* AIM OF THE TASK
Return each line of the material verbatim.
## START DATASET RECORDS
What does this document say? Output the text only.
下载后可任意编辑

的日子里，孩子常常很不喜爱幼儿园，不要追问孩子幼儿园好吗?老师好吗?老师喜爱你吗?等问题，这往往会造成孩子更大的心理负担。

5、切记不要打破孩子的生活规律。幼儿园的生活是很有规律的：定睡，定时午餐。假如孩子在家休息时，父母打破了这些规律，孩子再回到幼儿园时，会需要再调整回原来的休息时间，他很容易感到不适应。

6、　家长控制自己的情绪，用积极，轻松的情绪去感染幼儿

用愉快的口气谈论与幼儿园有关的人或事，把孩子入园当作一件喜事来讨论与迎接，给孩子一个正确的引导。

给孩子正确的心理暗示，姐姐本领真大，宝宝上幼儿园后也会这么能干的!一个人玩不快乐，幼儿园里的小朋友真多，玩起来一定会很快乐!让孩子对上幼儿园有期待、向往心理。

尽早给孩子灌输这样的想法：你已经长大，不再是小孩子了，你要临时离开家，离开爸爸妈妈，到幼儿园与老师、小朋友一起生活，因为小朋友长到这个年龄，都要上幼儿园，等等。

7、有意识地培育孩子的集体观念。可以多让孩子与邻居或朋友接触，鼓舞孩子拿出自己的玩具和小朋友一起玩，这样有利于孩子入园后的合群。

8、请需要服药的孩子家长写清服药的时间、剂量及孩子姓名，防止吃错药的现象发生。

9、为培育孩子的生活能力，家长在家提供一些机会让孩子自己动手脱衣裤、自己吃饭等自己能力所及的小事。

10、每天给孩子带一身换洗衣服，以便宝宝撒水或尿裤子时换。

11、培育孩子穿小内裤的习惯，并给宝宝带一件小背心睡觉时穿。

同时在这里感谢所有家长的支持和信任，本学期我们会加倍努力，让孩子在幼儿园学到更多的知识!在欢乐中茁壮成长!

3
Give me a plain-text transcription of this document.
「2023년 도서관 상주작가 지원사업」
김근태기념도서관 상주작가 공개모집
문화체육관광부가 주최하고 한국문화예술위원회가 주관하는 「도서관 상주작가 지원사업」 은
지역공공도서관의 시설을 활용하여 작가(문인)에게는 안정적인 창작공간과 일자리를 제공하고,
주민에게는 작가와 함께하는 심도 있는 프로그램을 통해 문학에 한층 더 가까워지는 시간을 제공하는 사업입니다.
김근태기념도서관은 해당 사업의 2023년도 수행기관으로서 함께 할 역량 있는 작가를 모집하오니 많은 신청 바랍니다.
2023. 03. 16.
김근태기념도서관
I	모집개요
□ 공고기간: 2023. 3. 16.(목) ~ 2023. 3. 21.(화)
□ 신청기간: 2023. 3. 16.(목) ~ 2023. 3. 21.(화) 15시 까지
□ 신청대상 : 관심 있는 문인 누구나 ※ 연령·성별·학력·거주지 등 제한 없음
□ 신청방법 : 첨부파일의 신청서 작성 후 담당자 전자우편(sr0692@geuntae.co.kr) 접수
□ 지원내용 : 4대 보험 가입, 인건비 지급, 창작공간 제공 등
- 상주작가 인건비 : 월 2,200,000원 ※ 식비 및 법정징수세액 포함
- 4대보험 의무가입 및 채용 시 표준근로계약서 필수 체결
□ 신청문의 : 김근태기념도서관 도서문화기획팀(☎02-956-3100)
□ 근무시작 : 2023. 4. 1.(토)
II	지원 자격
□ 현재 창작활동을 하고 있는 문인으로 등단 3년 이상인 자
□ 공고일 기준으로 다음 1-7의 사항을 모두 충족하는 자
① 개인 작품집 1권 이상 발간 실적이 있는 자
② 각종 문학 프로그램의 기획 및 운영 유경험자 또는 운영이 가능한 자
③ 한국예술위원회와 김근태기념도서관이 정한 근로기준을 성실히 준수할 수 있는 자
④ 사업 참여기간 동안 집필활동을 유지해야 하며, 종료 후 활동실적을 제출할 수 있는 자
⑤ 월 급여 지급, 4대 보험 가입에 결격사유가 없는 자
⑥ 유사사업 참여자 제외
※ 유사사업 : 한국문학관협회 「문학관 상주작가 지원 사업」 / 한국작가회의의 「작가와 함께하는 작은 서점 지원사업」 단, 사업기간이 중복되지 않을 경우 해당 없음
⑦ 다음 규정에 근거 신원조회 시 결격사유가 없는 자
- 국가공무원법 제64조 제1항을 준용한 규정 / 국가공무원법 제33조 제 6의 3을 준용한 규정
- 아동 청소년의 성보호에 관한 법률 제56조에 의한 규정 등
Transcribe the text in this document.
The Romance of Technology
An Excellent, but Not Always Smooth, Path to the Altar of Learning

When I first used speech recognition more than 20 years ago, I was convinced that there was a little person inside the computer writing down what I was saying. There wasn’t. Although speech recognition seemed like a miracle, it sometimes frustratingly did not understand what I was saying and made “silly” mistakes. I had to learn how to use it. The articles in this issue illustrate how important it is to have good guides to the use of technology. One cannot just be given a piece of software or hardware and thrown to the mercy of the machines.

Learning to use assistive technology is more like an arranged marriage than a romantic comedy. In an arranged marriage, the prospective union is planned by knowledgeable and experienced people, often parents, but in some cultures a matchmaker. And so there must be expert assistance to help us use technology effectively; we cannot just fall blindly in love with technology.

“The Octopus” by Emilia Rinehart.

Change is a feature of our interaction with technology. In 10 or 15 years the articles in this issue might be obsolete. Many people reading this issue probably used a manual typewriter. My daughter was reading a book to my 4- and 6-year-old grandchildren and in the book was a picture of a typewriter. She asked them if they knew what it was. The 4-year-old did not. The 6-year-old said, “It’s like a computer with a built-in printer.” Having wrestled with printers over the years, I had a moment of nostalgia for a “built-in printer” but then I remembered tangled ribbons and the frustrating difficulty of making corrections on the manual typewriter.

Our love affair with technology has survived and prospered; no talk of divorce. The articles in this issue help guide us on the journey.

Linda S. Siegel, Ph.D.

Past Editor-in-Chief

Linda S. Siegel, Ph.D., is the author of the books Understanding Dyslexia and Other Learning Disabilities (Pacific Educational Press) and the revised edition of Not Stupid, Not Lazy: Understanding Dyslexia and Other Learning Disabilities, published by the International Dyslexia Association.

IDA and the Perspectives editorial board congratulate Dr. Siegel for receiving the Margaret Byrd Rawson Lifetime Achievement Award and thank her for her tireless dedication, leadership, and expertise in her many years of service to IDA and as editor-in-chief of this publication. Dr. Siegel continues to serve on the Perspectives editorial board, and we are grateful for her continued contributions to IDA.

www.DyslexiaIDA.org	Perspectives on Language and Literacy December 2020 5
## END DATASET RECORDS
* FINISHED ANSWER
What does this document say? Output the text only.
下载后可任意编辑

的日子里，孩子常常很不喜爱幼儿园，不要追问孩子幼儿园好吗?老师好吗?老师喜爱你吗?等问题，这往往会造成孩子更大的心理负担。

5、切记不要打破孩子的生活规律。幼儿园的生活是很有规律的：定睡，定时午餐。假如孩子在家休息时，父母打破了这些规律，孩子再回到幼儿园时，会需要再调整回原来的休息时间，他很容易感到不适应。

6、　家长控制自己的情绪，用积极，轻松的情绪去感染幼儿

用愉快的口气谈论与幼儿园有关的人或事，把孩子入园当作一件喜事来讨论与迎接，给孩子一个正确的引导。

给孩子正确的心理暗示，姐姐本领真大，宝宝上幼儿园后也会这么能干的!一个人玩不快乐，幼儿园里的小朋友真多，玩起来一定会很快乐!让孩子对上幼儿园有期待、向往心理。

尽早给孩子灌输这样的想法：你已经长大，不再是小孩子了，你要临时离开家，离开爸爸妈妈，到幼儿园与老师、小朋友一起生活，因为小朋友长到这个年龄，都要上幼儿园，等等。

7、有意识地培育孩子的集体观念。可以多让孩子与邻居或朋友接触，鼓舞孩子拿出自己的玩具和小朋友一起玩，这样有利于孩子入园后的合群。

8、请需要服药的孩子家长写清服药的时间、剂量及孩子姓名，防止吃错药的现象发生。

9、为培育孩子的生活能力，家长在家提供一些机会让孩子自己动手脱衣裤、自己吃饭等自己能力所及的小事。

10、每天给孩子带一身换洗衣服，以便宝宝撒水或尿裤子时换。

11、培育孩子穿小内裤的习惯，并给宝宝带一件小背心睡觉时穿。

同时在这里感谢所有家长的支持和信任，本学期我们会加倍努力，让孩子在幼儿园学到更多的知识!在欢乐中茁壮成长!

3
Give me a plain-text transcription of this document.
「2023년 도서관 상주작가 지원사업」
김근태기념도서관 상주작가 공개모집
문화체육관광부가 주최하고 한국문화예술위원회가 주관하는 「도서관 상주작가 지원사업」 은
지역공공도서관의 시설을 활용하여 작가(문인)에게는 안정적인 창작공간과 일자리를 제공하고,
주민에게는 작가와 함께하는 심도 있는 프로그램을 통해 문학에 한층 더 가까워지는 시간을 제공하는 사업입니다.
김근태기념도서관은 해당 사업의 2023년도 수행기관으로서 함께 할 역량 있는 작가를 모집하오니 많은 신청 바랍니다.
2023. 03. 16.
김근태기념도서관
I	모집개요
□ 공고기간: 2023. 3. 16.(목) ~ 2023. 3. 21.(화)
□ 신청기간: 2023. 3. 16.(목) ~ 2023. 3. 21.(화) 15시 까지
□ 신청대상 : 관심 있는 문인 누구나 ※ 연령·성별·학력·거주지 등 제한 없음
□ 신청방법 : 첨부파일의 신청서 작성 후 담당자 전자우편(sr0692@geuntae.co.kr) 접수
□ 지원내용 : 4대 보험 가입, 인건비 지급, 창작공간 제공 등
- 상주작가 인건비 : 월 2,200,000원 ※ 식비 및 법정징수세액 포함
- 4대보험 의무가입 및 채용 시 표준근로계약서 필수 체결
□ 신청문의 : 김근태기념도서관 도서문화기획팀(☎02-956-3100)
□ 근무시작 : 2023. 4. 1.(토)
II	지원 자격
□ 현재 창작활동을 하고 있는 문인으로 등단 3년 이상인 자
□ 공고일 기준으로 다음 1-7의 사항을 모두 충족하는 자
① 개인 작품집 1권 이상 발간 실적이 있는 자
② 각종 문학 프로그램의 기획 및 운영 유경험자 또는 운영이 가능한 자
③ 한국예술위원회와 김근태기념도서관이 정한 근로기준을 성실히 준수할 수 있는 자
④ 사업 참여기간 동안 집필활동을 유지해야 하며, 종료 후 활동실적을 제출할 수 있는 자
⑤ 월 급여 지급, 4대 보험 가입에 결격사유가 없는 자
⑥ 유사사업 참여자 제외
※ 유사사업 : 한국문학관협회 「문학관 상주작가 지원 사업」 / 한국작가회의의 「작가와 함께하는 작은 서점 지원사업」 단, 사업기간이 중복되지 않을 경우 해당 없음
⑦ 다음 규정에 근거 신원조회 시 결격사유가 없는 자
- 국가공무원법 제64조 제1항을 준용한 규정 / 국가공무원법 제33조 제 6의 3을 준용한 규정
- 아동 청소년의 성보호에 관한 법률 제56조에 의한 규정 등
Transcribe the text in this document.
The Romance of Technology
An Excellent, but Not Always Smooth, Path to the Altar of Learning

When I first used speech recognition more than 20 years ago, I was convinced that there was a little person inside the computer writing down what I was saying. There wasn’t. Although speech recognition seemed like a miracle, it sometimes frustratingly did not understand what I was saying and made “silly” mistakes. I had to learn how to use it. The articles in this issue illustrate how important it is to have good guides to the use of technology. One cannot just be given a piece of software or hardware and thrown to the mercy of the machines.

Learning to use assistive technology is more like an arranged marriage than a romantic comedy. In an arranged marriage, the prospective union is planned by knowledgeable and experienced people, often parents, but in some cultures a matchmaker. And so there must be expert assistance to help us use technology effectively; we cannot just fall blindly in love with technology.

“The Octopus” by Emilia Rinehart.

Change is a feature of our interaction with technology. In 10 or 15 years the articles in this issue might be obsolete. Many people reading this issue probably used a manual typewriter. My daughter was reading a book to my 4- and 6-year-old grandchildren and in the book was a picture of a typewriter. She asked them if they knew what it was. The 4-year-old did not. The 6-year-old said, “It’s like a computer with a built-in printer.” Having wrestled with printers over the years, I had a moment of nostalgia for a “built-in printer” but then I remembered tangled ribbons and the frustrating difficulty of making corrections on the manual typewriter.

Our love affair with technology has survived and prospered; no talk of divorce. The articles in this issue help guide us on the journey.

Linda S. Siegel, Ph.D.

Past Editor-in-Chief

Linda S. Siegel, Ph.D., is the author of the books Understanding Dyslexia and Other Learning Disabilities (Pacific Educational Press) and the revised edition of Not Stupid, Not Lazy: Understanding Dyslexia and Other Learning Disabilities, published by the International Dyslexia Association.

IDA and the Perspectives editorial board congratulate Dr. Siegel for receiving the Margaret Byrd Rawson Lifetime Achievement Award and thank her for her tireless dedication, leadership, and expertise in her many years of service to IDA and as editor-in-chief of this publication. Dr. Siegel continues to serve on the Perspectives editorial board, and we are grateful for her continued contributions to IDA.

www.DyslexiaIDA.org	Perspectives on Language and Literacy December 2020 5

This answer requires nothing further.